Record set:
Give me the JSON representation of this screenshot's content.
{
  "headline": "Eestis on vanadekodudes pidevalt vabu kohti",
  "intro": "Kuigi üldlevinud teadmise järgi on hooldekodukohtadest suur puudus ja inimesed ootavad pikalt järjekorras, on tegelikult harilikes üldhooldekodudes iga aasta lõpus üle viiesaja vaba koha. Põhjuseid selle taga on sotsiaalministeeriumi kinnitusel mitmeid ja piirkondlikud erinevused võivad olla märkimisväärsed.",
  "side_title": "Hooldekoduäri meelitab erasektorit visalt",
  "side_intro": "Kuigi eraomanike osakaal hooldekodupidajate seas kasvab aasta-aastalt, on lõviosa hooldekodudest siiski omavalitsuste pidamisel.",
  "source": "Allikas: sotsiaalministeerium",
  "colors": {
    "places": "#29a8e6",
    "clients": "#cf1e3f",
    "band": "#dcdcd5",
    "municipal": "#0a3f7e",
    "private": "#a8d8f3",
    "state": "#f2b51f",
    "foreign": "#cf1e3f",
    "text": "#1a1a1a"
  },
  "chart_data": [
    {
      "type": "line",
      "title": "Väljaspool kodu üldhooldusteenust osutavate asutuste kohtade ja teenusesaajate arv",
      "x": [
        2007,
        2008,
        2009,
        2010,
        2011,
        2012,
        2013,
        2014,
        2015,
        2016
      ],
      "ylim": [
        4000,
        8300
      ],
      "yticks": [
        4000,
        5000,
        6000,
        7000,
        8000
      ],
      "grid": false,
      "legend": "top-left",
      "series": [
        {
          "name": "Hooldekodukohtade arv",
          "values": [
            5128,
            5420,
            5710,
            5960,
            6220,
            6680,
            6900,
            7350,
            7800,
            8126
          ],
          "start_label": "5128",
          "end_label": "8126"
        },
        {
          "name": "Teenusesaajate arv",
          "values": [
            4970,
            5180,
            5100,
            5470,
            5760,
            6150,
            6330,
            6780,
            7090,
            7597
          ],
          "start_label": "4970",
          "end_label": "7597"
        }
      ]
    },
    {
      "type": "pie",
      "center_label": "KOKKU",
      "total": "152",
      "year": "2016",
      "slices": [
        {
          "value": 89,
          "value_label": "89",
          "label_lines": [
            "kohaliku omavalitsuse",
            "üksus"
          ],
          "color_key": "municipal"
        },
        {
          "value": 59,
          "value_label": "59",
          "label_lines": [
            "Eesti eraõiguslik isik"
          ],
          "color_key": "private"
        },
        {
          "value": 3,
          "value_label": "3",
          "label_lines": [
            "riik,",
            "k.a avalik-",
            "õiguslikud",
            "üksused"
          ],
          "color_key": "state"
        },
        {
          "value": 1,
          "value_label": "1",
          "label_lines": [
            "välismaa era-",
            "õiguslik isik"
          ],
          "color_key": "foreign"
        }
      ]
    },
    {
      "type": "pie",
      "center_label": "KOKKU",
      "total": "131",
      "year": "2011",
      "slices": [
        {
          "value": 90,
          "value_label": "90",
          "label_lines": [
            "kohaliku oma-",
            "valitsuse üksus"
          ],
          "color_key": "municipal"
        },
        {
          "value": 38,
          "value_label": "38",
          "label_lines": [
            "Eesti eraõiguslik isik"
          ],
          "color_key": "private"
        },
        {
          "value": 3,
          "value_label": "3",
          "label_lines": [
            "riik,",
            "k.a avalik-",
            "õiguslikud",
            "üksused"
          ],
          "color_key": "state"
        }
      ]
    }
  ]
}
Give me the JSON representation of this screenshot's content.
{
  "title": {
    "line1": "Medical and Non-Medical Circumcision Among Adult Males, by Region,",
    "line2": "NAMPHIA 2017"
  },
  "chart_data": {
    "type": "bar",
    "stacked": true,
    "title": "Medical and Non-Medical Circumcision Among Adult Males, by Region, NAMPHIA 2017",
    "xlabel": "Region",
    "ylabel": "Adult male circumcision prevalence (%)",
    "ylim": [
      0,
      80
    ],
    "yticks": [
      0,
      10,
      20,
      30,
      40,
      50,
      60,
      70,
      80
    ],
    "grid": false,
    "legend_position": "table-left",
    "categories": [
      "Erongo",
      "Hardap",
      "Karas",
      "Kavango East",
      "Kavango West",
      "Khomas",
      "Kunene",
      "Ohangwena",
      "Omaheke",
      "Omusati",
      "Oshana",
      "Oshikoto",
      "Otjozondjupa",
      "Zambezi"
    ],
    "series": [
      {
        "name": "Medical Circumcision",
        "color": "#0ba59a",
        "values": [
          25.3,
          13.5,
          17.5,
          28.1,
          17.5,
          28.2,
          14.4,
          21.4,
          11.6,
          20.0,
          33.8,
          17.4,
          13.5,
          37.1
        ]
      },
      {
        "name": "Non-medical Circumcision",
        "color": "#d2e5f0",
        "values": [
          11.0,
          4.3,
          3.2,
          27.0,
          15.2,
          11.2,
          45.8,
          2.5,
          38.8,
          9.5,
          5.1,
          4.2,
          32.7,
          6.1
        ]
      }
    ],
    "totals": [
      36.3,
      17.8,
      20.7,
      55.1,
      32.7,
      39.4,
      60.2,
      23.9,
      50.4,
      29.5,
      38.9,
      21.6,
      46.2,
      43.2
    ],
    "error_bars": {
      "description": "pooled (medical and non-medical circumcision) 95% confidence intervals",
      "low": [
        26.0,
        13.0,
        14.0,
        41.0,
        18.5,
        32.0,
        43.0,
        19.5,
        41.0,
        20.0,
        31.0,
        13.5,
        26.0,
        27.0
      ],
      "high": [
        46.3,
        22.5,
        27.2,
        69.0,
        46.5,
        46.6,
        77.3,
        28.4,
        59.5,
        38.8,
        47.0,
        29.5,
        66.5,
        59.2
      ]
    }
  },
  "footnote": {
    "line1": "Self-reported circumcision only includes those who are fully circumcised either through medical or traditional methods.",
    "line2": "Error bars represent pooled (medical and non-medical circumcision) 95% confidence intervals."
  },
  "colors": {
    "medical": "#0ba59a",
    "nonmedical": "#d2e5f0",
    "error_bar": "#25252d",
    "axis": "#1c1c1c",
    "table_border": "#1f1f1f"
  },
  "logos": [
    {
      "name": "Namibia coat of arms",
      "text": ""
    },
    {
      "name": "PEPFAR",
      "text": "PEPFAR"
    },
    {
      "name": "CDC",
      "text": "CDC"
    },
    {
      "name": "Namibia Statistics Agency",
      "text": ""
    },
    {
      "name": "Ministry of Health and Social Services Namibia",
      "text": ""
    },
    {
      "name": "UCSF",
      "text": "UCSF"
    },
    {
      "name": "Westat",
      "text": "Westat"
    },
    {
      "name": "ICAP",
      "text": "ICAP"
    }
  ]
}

Short task:
Reproduce each record exactly, leaving nothing out.

Output for this task:
Give me the JSON representation of this screenshot's content.
{
  "headline": "Eestis on vanadekodudes pidevalt vabu kohti",
  "intro": "Kuigi üldlevinud teadmise järgi on hooldekodukohtadest suur puudus ja inimesed ootavad pikalt järjekorras, on tegelikult harilikes üldhooldekodudes iga aasta lõpus üle viiesaja vaba koha. Põhjuseid selle taga on sotsiaalministeeriumi kinnitusel mitmeid ja piirkondlikud erinevused võivad olla märkimisväärsed.",
  "side_title": "Hooldekoduäri meelitab erasektorit visalt",
  "side_intro": "Kuigi eraomanike osakaal hooldekodupidajate seas kasvab aasta-aastalt, on lõviosa hooldekodudest siiski omavalitsuste pidamisel.",
  "source": "Allikas: sotsiaalministeerium",
  "colors": {
    "places": "#29a8e6",
    "clients": "#cf1e3f",
    "band": "#dcdcd5",
    "municipal": "#0a3f7e",
    "private": "#a8d8f3",
    "state": "#f2b51f",
    "foreign": "#cf1e3f",
    "text": "#1a1a1a"
  },
  "chart_data": [
    {
      "type": "line",
      "title": "Väljaspool kodu üldhooldusteenust osutavate asutuste kohtade ja teenusesaajate arv",
      "x": [
        2007,
        2008,
        2009,
        2010,
        2011,
        2012,
        2013,
        2014,
        2015,
        2016
      ],
      "ylim": [
        4000,
        8300
      ],
      "yticks": [
        4000,
        5000,
        6000,
        7000,
        8000
      ],
      "grid": false,
      "legend": "top-left",
      "series": [
        {
          "name": "Hooldekodukohtade arv",
          "values": [
            5128,
            5420,
            5710,
            5960,
            6220,
            6680,
            6900,
            7350,
            7800,
            8126
          ],
          "start_label": "5128",
          "end_label": "8126"
        },
        {
          "name": "Teenusesaajate arv",
          "values": [
            4970,
            5180,
            5100,
            5470,
            5760,
            6150,
            6330,
            6780,
            7090,
            7597
          ],
          "start_label": "4970",
          "end_label": "7597"
        }
      ]
    },
    {
      "type": "pie",
      "center_label": "KOKKU",
      "total": "152",
      "year": "2016",
      "slices": [
        {
          "value": 89,
          "value_label": "89",
          "label_lines": [
            "kohaliku omavalitsuse",
            "üksus"
          ],
          "color_key": "municipal"
        },
        {
          "value": 59,
          "value_label": "59",
          "label_lines": [
            "Eesti eraõiguslik isik"
          ],
          "color_key": "private"
        },
        {
          "value": 3,
          "value_label": "3",
          "label_lines": [
            "riik,",
            "k.a avalik-",
            "õiguslikud",
            "üksused"
          ],
          "color_key": "state"
        },
        {
          "value": 1,
          "value_label": "1",
          "label_lines": [
            "välismaa era-",
            "õiguslik isik"
          ],
          "color_key": "foreign"
        }
      ]
    },
    {
      "type": "pie",
      "center_label": "KOKKU",
      "total": "131",
      "year": "2011",
      "slices": [
        {
          "value": 90,
          "value_label": "90",
          "label_lines": [
            "kohaliku oma-",
            "valitsuse üksus"
          ],
          "color_key": "municipal"
        },
        {
          "value": 38,
          "value_label": "38",
          "label_lines": [
            "Eesti eraõiguslik isik"
          ],
          "color_key": "private"
        },
        {
          "value": 3,
          "value_label": "3",
          "label_lines": [
            "riik,",
            "k.a avalik-",
            "õiguslikud",
            "üksused"
          ],
          "color_key": "state"
        }
      ]
    }
  ]
}
Give me the JSON representation of this screenshot's content.
{
  "title": {
    "line1": "Medical and Non-Medical Circumcision Among Adult Males, by Region,",
    "line2": "NAMPHIA 2017"
  },
  "chart_data": {
    "type": "bar",
    "stacked": true,
    "title": "Medical and Non-Medical Circumcision Among Adult Males, by Region, NAMPHIA 2017",
    "xlabel": "Region",
    "ylabel": "Adult male circumcision prevalence (%)",
    "ylim": [
      0,
      80
    ],
    "yticks": [
      0,
      10,
      20,
      30,
      40,
      50,
      60,
      70,
      80
    ],
    "grid": false,
    "legend_position": "table-left",
    "categories": [
      "Erongo",
      "Hardap",
      "Karas",
      "Kavango East",
      "Kavango West",
      "Khomas",
      "Kunene",
      "Ohangwena",
      "Omaheke",
      "Omusati",
      "Oshana",
      "Oshikoto",
      "Otjozondjupa",
      "Zambezi"
    ],
    "series": [
      {
        "name": "Medical Circumcision",
        "color": "#0ba59a",
        "values": [
          25.3,
          13.5,
          17.5,
          28.1,
          17.5,
          28.2,
          14.4,
          21.4,
          11.6,
          20.0,
          33.8,
          17.4,
          13.5,
          37.1
        ]
      },
      {
        "name": "Non-medical Circumcision",
        "color": "#d2e5f0",
        "values": [
          11.0,
          4.3,
          3.2,
          27.0,
          15.2,
          11.2,
          45.8,
          2.5,
          38.8,
          9.5,
          5.1,
          4.2,
          32.7,
          6.1
        ]
      }
    ],
    "totals": [
      36.3,
      17.8,
      20.7,
      55.1,
      32.7,
      39.4,
      60.2,
      23.9,
      50.4,
      29.5,
      38.9,
      21.6,
      46.2,
      43.2
    ],
    "error_bars": {
      "description": "pooled (medical and non-medical circumcision) 95% confidence intervals",
      "low": [
        26.0,
        13.0,
        14.0,
        41.0,
        18.5,
        32.0,
        43.0,
        19.5,
        41.0,
        20.0,
        31.0,
        13.5,
        26.0,
        27.0
      ],
      "high": [
        46.3,
        22.5,
        27.2,
        69.0,
        46.5,
        46.6,
        77.3,
        28.4,
        59.5,
        38.8,
        47.0,
        29.5,
        66.5,
        59.2
      ]
    }
  },
  "footnote": {
    "line1": "Self-reported circumcision only includes those who are fully circumcised either through medical or traditional methods.",
    "line2": "Error bars represent pooled (medical and non-medical circumcision) 95% confidence intervals."
  },
  "colors": {
    "medical": "#0ba59a",
    "nonmedical": "#d2e5f0",
    "error_bar": "#25252d",
    "axis": "#1c1c1c",
    "table_border": "#1f1f1f"
  },
  "logos": [
    {
      "name": "Namibia coat of arms",
      "text": ""
    },
    {
      "name": "PEPFAR",
      "text": "PEPFAR"
    },
    {
      "name": "CDC",
      "text": "CDC"
    },
    {
      "name": "Namibia Statistics Agency",
      "text": ""
    },
    {
      "name": "Ministry of Health and Social Services Namibia",
      "text": ""
    },
    {
      "name": "UCSF",
      "text": "UCSF"
    },
    {
      "name": "Westat",
      "text": "Westat"
    },
    {
      "name": "ICAP",
      "text": "ICAP"
    }
  ]
}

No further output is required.